TASK BRIEF:
Copy out each line below exactly as it appears.

INPUT ROWS:
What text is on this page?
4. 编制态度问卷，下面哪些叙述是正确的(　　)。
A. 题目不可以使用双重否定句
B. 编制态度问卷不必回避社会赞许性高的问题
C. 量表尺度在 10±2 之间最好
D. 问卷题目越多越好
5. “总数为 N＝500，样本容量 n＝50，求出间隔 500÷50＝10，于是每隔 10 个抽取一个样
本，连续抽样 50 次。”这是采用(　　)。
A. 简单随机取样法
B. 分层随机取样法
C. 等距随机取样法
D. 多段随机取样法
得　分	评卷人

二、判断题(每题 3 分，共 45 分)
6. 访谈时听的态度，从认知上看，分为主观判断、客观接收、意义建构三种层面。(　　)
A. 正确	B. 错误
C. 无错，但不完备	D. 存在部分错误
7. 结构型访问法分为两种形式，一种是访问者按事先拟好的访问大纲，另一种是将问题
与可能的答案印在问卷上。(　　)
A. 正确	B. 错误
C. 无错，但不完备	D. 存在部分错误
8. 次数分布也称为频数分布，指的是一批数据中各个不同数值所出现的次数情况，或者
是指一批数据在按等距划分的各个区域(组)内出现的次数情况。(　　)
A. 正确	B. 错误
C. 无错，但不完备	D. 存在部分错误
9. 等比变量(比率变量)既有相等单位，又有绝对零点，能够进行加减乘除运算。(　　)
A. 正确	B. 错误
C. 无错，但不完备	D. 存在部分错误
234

CORRECT ANSWER:
What text is on this page?
4. 编制态度问卷，下面哪些叙述是正确的(　　)。
A. 题目不可以使用双重否定句
B. 编制态度问卷不必回避社会赞许性高的问题
C. 量表尺度在 10±2 之间最好
D. 问卷题目越多越好
5. “总数为 N＝500，样本容量 n＝50，求出间隔 500÷50＝10，于是每隔 10 个抽取一个样
本，连续抽样 50 次。”这是采用(　　)。
A. 简单随机取样法
B. 分层随机取样法
C. 等距随机取样法
D. 多段随机取样法
得　分	评卷人

二、判断题(每题 3 分，共 45 分)
6. 访谈时听的态度，从认知上看，分为主观判断、客观接收、意义建构三种层面。(　　)
A. 正确	B. 错误
C. 无错，但不完备	D. 存在部分错误
7. 结构型访问法分为两种形式，一种是访问者按事先拟好的访问大纲，另一种是将问题
与可能的答案印在问卷上。(　　)
A. 正确	B. 错误
C. 无错，但不完备	D. 存在部分错误
8. 次数分布也称为频数分布，指的是一批数据中各个不同数值所出现的次数情况，或者
是指一批数据在按等距划分的各个区域(组)内出现的次数情况。(　　)
A. 正确	B. 错误
C. 无错，但不完备	D. 存在部分错误
9. 等比变量(比率变量)既有相等单位，又有绝对零点，能够进行加减乘除运算。(　　)
A. 正确	B. 错误
C. 无错，但不完备	D. 存在部分错误
234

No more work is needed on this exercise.